> _TASK DESCRIPTION_
Using the listing below, select the lines with the word "meters" and copy them.

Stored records
==*==

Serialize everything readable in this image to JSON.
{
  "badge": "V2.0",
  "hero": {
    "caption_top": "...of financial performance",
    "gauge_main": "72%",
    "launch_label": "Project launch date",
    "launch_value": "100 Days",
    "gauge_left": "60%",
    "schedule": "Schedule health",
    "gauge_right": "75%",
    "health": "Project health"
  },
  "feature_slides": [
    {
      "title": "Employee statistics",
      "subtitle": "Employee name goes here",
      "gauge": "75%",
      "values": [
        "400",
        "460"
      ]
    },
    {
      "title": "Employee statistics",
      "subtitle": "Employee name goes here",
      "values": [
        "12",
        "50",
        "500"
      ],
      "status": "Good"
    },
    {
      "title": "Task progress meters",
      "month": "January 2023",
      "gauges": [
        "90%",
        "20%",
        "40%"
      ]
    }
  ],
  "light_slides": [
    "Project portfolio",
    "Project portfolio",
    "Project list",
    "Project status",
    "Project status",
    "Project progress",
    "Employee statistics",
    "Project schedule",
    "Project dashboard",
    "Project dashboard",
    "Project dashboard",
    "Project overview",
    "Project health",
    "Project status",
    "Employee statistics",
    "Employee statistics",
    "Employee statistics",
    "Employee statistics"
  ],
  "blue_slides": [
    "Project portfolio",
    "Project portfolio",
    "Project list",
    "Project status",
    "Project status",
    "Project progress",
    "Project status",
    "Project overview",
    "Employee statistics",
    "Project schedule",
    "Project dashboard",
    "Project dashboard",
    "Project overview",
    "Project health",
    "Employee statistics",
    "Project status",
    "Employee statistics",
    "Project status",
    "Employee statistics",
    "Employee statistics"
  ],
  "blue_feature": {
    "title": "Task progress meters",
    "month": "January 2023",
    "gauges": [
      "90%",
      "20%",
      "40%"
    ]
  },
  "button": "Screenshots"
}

==*==

> _WRITTEN SOLUTION_
      "title": "Task progress meters",
    "title": "Task progress meters",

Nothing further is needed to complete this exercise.